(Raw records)
* * *
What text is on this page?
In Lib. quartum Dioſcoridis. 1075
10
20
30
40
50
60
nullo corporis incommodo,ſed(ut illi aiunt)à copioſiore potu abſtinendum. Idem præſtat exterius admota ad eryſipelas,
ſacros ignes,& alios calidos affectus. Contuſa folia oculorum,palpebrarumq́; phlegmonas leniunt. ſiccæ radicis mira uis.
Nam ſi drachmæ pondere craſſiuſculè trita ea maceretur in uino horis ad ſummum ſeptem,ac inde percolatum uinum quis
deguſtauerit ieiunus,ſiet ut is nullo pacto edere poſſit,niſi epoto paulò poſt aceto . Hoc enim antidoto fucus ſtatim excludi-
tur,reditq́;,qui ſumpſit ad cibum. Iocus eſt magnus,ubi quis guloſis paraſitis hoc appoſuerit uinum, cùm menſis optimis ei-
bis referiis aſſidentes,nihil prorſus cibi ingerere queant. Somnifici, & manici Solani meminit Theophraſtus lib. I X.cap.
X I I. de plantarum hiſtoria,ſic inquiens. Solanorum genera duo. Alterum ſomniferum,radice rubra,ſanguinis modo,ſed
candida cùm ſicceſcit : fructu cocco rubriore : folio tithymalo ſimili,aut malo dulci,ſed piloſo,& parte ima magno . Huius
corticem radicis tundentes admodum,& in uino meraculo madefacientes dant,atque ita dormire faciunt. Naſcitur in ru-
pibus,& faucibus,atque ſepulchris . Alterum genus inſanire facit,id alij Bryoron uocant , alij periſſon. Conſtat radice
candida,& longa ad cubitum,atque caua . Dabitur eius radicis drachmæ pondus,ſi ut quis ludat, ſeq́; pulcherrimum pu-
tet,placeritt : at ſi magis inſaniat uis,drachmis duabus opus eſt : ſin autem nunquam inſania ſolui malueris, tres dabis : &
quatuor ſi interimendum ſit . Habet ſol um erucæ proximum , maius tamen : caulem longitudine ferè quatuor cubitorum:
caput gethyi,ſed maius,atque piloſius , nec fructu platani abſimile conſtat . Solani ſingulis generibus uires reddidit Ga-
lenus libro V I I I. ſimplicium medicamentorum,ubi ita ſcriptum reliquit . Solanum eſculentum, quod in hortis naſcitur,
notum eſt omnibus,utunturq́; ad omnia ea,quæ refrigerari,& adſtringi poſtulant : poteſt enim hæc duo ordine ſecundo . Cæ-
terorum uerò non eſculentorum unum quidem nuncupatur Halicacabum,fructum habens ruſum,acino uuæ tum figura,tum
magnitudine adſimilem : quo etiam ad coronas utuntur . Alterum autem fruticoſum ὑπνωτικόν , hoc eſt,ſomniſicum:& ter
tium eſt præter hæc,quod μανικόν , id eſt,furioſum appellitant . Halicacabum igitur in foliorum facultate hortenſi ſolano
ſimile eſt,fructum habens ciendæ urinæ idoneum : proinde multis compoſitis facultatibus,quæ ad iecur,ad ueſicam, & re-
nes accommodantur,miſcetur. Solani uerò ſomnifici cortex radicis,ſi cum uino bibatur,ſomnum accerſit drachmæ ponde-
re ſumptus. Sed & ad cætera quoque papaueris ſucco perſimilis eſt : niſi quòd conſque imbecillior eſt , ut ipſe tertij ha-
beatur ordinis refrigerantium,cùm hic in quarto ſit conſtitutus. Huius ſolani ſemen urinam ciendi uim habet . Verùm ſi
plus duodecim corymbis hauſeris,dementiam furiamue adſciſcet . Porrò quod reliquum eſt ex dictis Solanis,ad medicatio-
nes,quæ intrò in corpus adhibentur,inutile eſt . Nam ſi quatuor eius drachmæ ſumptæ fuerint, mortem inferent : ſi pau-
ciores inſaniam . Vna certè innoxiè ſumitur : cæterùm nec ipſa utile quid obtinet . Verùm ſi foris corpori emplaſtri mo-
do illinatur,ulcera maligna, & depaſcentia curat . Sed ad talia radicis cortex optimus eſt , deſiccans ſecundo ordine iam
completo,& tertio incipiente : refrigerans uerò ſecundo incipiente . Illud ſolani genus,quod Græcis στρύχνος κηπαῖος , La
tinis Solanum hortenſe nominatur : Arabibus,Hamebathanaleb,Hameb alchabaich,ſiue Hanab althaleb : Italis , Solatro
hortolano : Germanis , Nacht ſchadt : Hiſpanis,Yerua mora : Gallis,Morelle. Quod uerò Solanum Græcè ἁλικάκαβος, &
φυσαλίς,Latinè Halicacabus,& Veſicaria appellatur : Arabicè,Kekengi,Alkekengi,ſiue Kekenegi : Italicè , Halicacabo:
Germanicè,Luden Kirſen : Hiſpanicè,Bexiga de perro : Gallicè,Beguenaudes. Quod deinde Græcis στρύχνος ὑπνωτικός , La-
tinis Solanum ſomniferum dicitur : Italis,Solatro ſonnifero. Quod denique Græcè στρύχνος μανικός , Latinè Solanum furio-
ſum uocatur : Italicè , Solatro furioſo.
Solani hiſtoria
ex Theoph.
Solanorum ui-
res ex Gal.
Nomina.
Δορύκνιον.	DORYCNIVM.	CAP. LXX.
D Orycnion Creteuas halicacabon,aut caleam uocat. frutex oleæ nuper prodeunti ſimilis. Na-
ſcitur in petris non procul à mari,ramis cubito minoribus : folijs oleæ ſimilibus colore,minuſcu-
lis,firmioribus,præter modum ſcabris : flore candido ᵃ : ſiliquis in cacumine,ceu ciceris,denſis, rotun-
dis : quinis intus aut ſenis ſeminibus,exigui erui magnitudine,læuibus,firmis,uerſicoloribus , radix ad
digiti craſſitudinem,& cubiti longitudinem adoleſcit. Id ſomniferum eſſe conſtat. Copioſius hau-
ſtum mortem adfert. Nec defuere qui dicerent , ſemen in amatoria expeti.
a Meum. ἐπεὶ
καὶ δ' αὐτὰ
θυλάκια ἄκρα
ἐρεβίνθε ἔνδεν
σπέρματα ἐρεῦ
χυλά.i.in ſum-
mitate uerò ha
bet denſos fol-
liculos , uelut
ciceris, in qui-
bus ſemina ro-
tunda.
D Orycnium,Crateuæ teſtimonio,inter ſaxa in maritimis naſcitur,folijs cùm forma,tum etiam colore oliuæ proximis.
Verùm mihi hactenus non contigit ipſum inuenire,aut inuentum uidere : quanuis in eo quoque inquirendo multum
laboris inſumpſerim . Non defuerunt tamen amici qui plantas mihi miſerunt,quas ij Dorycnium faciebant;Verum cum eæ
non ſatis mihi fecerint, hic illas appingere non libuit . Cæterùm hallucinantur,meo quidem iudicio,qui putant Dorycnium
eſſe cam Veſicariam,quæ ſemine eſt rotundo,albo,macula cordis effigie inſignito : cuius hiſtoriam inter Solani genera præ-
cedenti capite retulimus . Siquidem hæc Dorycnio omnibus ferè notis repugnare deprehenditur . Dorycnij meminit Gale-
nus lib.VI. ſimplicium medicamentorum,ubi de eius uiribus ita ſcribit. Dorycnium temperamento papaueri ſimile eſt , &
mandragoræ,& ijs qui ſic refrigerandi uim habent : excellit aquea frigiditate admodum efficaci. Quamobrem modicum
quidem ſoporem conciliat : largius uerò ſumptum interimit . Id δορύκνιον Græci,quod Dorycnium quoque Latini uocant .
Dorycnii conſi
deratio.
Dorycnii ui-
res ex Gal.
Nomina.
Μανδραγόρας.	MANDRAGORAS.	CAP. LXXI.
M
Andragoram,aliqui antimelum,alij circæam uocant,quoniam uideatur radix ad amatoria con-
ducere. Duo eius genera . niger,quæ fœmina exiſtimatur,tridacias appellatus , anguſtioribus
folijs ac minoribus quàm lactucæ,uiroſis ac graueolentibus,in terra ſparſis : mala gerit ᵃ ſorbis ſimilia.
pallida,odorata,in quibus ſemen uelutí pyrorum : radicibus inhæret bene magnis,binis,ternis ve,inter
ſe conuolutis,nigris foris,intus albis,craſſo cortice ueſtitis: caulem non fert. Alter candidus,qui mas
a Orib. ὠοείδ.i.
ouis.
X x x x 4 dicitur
* * *
PROBLEM REQUIREMENTS:
Which lines in the data above contain "enim"? Show each one.

SOLVED PROBLEM:
deguſtauerit ieiunus,ſiet ut is nullo pacto edere poſſit,niſi epoto paulò poſt aceto . Hoc enim antidoto fucus ſtatim excludi-
notum eſt omnibus,utunturq́; ad omnia ea,quæ refrigerari,& adſtringi poſtulant : poteſt enim hæc duo ordine ſecundo . Cæ-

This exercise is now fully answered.